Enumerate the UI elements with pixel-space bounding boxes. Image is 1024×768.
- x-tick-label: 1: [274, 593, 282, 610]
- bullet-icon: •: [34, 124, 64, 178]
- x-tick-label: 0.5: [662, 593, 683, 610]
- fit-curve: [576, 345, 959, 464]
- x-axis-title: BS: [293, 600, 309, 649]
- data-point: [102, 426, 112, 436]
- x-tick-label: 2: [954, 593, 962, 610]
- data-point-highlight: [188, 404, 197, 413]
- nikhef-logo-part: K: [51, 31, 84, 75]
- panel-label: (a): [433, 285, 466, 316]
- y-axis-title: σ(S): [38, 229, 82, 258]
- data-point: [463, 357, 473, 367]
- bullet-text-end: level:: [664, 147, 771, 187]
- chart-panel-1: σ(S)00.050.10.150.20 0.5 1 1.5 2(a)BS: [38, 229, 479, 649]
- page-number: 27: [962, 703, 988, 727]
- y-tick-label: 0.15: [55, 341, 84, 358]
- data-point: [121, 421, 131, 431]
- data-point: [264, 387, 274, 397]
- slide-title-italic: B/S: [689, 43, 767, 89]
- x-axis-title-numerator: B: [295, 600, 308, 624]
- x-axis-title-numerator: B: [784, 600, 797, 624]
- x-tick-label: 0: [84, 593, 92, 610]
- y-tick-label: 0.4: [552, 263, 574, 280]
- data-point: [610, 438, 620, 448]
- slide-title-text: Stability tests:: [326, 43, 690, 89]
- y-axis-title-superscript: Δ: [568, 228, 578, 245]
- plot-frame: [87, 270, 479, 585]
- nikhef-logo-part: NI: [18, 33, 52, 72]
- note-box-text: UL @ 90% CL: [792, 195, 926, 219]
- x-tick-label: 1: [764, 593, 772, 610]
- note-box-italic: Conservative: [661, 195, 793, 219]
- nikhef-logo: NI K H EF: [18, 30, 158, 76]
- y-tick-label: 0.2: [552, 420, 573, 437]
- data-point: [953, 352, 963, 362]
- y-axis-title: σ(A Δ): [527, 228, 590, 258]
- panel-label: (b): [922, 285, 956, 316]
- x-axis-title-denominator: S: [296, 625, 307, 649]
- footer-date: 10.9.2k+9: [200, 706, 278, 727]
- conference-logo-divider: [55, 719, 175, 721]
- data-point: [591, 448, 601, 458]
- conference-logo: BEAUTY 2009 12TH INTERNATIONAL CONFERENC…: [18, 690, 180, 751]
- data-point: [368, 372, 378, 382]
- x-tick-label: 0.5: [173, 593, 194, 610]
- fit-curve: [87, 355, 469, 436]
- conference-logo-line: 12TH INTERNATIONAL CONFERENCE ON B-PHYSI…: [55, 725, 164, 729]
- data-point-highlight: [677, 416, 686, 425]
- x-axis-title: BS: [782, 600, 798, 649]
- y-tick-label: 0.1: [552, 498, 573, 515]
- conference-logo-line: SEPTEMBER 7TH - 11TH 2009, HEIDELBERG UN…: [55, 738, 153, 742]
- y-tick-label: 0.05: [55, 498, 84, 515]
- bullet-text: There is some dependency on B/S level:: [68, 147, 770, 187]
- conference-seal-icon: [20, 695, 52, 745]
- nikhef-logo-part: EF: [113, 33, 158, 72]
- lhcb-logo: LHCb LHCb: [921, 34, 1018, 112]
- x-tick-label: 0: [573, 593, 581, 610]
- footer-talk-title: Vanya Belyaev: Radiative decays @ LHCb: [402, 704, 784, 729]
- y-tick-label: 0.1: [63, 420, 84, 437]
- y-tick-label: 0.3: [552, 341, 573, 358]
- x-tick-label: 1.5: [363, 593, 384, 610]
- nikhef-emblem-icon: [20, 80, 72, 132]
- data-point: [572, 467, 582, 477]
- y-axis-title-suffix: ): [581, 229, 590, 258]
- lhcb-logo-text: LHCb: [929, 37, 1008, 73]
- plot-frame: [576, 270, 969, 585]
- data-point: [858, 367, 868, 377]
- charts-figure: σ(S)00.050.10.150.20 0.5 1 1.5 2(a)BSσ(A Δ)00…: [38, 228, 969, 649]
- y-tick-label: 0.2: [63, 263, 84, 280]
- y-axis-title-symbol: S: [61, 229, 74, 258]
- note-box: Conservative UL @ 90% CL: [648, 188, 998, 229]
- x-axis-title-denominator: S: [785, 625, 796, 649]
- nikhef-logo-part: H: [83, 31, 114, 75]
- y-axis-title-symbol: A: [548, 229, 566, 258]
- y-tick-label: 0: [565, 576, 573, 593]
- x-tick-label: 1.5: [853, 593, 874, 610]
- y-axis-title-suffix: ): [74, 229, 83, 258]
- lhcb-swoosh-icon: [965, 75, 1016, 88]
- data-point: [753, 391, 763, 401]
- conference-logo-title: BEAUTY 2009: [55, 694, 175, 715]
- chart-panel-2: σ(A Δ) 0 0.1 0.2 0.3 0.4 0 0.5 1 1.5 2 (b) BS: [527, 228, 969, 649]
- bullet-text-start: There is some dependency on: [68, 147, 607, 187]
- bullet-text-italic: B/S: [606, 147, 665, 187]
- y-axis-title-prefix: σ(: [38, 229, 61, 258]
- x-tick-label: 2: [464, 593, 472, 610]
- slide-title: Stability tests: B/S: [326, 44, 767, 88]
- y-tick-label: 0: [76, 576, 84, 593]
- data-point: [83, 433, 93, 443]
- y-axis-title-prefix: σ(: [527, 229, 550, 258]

□ □ □ □ □ □ □

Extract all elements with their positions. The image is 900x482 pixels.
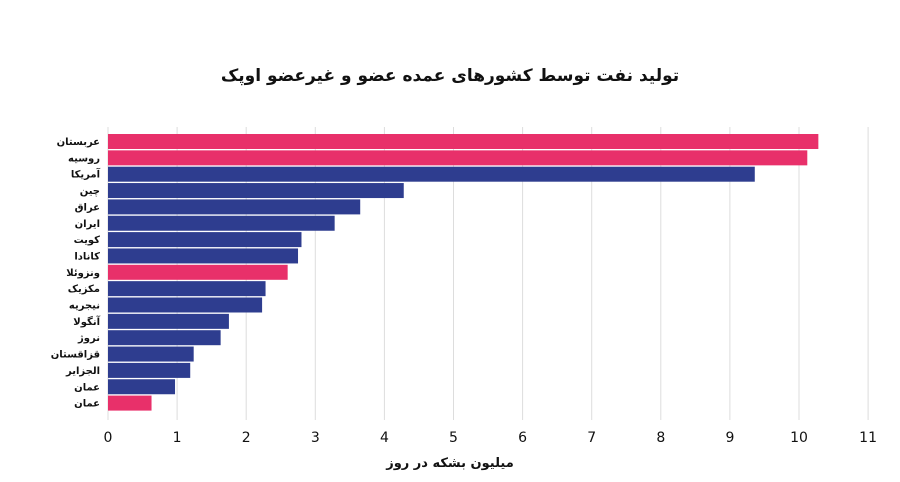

□ □ □ □ □ □ □

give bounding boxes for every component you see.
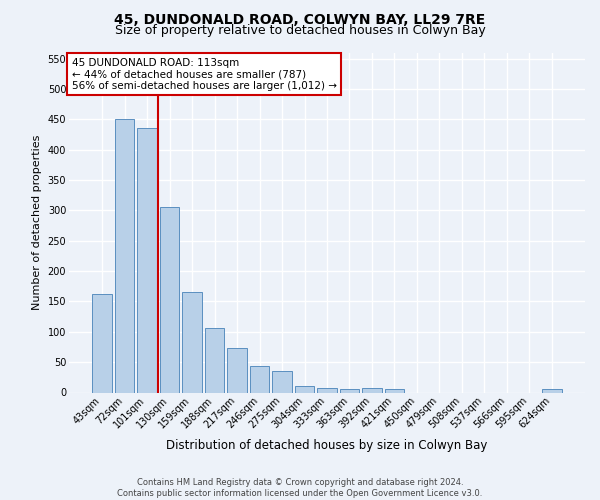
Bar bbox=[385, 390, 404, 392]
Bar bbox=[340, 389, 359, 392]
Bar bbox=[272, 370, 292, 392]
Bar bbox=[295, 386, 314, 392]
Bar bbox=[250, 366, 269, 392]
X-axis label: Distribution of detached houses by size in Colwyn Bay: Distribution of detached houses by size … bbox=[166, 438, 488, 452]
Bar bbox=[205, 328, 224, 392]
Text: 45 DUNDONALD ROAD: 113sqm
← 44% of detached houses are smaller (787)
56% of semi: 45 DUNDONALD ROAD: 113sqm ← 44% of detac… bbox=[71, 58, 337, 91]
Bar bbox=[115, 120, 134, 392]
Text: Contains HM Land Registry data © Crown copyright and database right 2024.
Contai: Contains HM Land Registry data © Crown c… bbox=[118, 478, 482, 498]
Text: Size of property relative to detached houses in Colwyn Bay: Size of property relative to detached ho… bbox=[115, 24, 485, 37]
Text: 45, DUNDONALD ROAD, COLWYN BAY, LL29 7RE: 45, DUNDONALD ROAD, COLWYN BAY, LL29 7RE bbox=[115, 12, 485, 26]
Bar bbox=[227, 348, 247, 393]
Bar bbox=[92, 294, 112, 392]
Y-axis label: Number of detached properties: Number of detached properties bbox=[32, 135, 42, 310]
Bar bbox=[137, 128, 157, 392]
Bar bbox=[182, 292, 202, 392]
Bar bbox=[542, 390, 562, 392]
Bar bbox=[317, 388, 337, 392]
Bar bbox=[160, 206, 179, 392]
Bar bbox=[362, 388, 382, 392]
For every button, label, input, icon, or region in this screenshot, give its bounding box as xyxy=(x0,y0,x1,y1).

□ □ □ □ □ □ □

Can you rename "plot-frame" to "plot-border" in the records from the line with "Enumerate the UI" to the line with "- x-axis-title-denominator: S: [296, 625, 307, 649]" and give those lines again with everything else unchanged?

• _Completed exercise_
Enumerate the UI elements with pixel-space bounding boxes. Image is 1024×768.
- x-tick-label: 1: [274, 593, 282, 610]
- bullet-icon: •: [34, 124, 64, 178]
- x-tick-label: 0.5: [662, 593, 683, 610]
- fit-curve: [576, 345, 959, 464]
- x-axis-title: BS: [293, 600, 309, 649]
- data-point: [102, 426, 112, 436]
- x-tick-label: 2: [954, 593, 962, 610]
- data-point-highlight: [188, 404, 197, 413]
- nikhef-logo-part: K: [51, 31, 84, 75]
- panel-label: (a): [433, 285, 466, 316]
- y-axis-title: σ(S): [38, 229, 82, 258]
- data-point: [463, 357, 473, 367]
- bullet-text-end: level:: [664, 147, 771, 187]
- chart-panel-1: σ(S)00.050.10.150.20 0.5 1 1.5 2(a)BS: [38, 229, 479, 649]
- page-number: 27: [962, 703, 988, 727]
- y-tick-label: 0.15: [55, 341, 84, 358]
- data-point: [121, 421, 131, 431]
- data-point: [264, 387, 274, 397]
- slide-title-italic: B/S: [689, 43, 767, 89]
- x-axis-title-numerator: B: [295, 600, 308, 624]
- x-axis-title-numerator: B: [784, 600, 797, 624]
- x-tick-label: 0: [84, 593, 92, 610]
- y-tick-label: 0.4: [552, 263, 574, 280]
- data-point: [610, 438, 620, 448]
- slide-title-text: Stability tests:: [326, 43, 690, 89]
- y-axis-title-superscript: Δ: [568, 228, 578, 245]
- plot-border: [87, 270, 479, 585]
- nikhef-logo-part: NI: [18, 33, 52, 72]
- note-box-text: UL @ 90% CL: [792, 195, 926, 219]
- x-tick-label: 1: [764, 593, 772, 610]
- note-box-italic: Conservative: [661, 195, 793, 219]
- nikhef-logo: NI K H EF: [18, 30, 158, 76]
- y-tick-label: 0.2: [552, 420, 573, 437]
- data-point: [953, 352, 963, 362]
- y-axis-title: σ(A Δ): [527, 228, 590, 258]
- panel-label: (b): [922, 285, 956, 316]
- x-axis-title-denominator: S: [296, 625, 307, 649]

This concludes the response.